GOAL: Copy every line of the following data that includes the string "this".

MATERIAL:

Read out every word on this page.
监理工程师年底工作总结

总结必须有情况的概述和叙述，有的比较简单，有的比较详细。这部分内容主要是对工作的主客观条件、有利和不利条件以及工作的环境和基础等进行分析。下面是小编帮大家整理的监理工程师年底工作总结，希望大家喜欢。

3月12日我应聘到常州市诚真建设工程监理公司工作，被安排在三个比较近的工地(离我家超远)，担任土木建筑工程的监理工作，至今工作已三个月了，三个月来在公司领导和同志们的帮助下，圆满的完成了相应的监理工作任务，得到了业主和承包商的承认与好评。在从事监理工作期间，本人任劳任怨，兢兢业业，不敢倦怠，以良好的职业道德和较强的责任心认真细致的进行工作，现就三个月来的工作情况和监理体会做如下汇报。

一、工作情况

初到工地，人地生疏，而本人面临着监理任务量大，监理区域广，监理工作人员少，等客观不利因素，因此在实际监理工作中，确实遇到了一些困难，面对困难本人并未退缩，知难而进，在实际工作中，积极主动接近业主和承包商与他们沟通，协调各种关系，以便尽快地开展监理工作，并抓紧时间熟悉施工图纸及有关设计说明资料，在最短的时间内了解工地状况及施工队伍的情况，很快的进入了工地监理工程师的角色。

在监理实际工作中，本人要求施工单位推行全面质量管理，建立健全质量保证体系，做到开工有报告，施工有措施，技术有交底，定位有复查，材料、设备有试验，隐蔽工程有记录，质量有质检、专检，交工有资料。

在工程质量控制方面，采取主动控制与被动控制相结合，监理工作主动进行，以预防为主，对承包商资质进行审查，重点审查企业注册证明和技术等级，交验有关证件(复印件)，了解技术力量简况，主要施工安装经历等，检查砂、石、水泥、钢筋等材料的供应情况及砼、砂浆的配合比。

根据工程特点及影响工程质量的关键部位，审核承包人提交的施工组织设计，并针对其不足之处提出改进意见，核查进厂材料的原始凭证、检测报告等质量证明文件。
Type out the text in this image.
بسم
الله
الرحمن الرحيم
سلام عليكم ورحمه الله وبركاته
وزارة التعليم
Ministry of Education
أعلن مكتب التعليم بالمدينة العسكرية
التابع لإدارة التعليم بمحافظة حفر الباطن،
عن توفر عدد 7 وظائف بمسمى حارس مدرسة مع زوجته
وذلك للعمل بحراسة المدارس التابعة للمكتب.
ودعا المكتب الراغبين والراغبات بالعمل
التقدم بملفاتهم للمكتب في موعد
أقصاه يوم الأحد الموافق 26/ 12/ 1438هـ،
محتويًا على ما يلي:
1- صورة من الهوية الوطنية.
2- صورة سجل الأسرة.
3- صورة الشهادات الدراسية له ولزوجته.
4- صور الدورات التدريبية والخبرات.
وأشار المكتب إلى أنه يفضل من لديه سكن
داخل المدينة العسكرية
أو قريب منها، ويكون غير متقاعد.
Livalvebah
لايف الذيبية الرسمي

SOLVED EXERCISE:
Read out every word on this page.
Type out the text in this image.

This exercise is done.